Some records
>>

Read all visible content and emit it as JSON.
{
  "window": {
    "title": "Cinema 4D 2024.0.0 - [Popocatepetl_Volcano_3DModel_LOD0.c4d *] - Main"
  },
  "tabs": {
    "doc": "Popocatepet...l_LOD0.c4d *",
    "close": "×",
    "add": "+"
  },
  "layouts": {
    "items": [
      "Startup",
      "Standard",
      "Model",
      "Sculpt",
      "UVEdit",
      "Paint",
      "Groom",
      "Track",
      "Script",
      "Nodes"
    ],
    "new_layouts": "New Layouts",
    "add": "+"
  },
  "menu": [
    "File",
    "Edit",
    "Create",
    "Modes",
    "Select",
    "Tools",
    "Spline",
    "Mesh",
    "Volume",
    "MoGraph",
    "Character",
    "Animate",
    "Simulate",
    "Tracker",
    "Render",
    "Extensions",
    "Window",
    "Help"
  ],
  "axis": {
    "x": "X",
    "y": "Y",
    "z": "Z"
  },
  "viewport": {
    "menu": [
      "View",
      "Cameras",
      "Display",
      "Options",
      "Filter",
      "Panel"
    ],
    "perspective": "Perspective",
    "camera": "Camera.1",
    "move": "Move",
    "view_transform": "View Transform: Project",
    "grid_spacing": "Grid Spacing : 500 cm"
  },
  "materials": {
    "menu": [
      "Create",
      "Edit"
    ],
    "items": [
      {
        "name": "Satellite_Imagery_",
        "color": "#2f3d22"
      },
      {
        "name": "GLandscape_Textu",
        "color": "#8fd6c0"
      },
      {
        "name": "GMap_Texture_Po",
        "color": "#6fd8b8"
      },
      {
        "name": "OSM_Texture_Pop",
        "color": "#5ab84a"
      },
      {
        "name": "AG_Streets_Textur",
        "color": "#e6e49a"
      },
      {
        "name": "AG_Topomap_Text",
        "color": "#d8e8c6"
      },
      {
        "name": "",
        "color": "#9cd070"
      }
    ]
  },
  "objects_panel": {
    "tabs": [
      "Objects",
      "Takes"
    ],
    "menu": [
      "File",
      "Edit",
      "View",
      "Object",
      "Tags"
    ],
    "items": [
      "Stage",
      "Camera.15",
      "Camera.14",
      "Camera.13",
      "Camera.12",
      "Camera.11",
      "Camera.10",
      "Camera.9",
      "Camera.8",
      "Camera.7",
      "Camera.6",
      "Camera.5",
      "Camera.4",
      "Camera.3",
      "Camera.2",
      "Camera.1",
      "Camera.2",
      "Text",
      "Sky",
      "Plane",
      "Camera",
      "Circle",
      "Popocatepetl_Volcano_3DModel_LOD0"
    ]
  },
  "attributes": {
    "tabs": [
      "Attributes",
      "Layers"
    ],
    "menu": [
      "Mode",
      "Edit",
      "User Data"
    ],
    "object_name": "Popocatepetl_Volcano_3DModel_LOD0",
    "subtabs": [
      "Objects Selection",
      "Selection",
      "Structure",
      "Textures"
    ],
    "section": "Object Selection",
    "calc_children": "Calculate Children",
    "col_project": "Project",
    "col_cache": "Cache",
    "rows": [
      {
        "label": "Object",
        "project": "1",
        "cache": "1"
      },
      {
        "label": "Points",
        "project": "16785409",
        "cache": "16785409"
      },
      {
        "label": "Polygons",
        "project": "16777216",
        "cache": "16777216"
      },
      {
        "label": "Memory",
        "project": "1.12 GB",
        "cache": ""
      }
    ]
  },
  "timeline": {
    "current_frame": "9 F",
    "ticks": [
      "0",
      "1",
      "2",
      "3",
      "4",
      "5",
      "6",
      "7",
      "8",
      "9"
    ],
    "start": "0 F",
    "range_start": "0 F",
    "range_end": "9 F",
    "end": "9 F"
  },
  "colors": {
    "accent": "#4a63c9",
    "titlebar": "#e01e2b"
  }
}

<<

» What needs to be done
Locate the lines above that contain "Selection" and copy them.

» Solution
      "Objects Selection",
      "Selection",
    "section": "Object Selection",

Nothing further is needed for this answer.